* WHAT IS NEEDED:
Copy every line from the material below that holds "Microcavity".

Items from a figure collection
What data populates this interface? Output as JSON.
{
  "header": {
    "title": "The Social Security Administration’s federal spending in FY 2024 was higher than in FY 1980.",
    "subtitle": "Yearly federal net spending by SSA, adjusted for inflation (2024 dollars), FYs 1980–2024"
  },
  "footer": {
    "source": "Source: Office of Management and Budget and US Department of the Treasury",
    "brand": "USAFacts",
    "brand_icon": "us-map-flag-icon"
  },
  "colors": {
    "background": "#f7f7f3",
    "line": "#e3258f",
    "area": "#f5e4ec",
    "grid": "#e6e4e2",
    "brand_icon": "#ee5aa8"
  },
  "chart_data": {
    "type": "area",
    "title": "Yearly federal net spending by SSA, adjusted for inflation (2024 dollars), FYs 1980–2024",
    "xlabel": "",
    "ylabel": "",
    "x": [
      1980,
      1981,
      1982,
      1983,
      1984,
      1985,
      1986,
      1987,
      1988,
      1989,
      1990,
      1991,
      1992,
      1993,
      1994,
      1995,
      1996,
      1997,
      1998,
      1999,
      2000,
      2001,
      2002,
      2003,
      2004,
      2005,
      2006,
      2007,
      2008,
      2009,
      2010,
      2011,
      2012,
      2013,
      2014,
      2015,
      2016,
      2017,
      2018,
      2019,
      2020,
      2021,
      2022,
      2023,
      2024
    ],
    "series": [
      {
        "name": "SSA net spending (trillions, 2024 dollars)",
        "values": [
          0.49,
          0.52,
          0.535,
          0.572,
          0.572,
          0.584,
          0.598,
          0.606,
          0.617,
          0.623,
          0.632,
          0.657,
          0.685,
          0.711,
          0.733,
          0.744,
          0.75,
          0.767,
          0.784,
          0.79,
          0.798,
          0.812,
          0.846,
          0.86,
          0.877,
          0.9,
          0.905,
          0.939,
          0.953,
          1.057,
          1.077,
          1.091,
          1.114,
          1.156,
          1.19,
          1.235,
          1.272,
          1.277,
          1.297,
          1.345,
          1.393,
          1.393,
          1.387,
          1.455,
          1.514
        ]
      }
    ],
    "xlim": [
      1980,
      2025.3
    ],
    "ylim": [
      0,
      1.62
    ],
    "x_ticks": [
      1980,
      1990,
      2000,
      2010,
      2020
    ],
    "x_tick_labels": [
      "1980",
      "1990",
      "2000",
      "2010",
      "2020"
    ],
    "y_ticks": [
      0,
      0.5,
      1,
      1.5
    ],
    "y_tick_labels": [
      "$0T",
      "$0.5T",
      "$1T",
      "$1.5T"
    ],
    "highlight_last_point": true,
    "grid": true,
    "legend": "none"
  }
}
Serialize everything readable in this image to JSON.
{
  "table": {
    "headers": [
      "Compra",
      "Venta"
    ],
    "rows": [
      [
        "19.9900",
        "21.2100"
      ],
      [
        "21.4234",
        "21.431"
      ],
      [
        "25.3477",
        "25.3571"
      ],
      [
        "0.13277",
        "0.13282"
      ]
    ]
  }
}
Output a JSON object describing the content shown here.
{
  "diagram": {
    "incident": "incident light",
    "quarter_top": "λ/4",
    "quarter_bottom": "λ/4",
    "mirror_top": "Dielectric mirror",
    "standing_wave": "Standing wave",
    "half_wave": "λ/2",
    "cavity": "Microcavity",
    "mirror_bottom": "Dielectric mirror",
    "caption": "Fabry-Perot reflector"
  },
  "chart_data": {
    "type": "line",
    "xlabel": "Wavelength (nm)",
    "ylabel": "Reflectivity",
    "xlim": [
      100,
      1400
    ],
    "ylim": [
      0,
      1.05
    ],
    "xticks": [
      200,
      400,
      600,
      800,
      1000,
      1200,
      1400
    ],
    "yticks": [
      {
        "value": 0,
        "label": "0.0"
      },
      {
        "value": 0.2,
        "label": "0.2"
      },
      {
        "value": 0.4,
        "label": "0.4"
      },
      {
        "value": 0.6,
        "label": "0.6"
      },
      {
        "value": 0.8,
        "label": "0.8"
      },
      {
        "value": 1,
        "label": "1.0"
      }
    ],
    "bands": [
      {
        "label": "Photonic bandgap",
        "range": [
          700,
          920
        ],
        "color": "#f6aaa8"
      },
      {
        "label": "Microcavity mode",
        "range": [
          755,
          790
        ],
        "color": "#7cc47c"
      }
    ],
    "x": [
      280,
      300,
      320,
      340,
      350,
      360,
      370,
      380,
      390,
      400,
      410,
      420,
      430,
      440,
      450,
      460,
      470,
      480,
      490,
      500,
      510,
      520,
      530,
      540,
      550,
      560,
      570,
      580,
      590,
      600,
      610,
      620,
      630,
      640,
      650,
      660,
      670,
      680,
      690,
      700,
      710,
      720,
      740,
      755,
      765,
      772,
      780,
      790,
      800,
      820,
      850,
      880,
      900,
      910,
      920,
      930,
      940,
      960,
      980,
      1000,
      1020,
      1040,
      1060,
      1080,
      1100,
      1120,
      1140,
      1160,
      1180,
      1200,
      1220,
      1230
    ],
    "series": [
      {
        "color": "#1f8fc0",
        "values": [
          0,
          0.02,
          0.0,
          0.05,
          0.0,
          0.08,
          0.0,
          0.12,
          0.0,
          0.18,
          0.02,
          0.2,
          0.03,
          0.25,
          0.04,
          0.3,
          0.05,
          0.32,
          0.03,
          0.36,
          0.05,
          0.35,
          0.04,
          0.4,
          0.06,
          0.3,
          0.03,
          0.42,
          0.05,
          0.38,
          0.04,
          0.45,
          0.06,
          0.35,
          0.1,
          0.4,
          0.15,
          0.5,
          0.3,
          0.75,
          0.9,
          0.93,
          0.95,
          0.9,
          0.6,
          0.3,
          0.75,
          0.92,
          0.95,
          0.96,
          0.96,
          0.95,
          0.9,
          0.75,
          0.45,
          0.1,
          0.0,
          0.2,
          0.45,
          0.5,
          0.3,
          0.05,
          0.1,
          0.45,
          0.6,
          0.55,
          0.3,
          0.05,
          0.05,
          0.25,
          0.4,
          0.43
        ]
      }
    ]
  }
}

* EXERCISE ANSWER:
    "cavity": "Microcavity",
        "label": "Microcavity mode",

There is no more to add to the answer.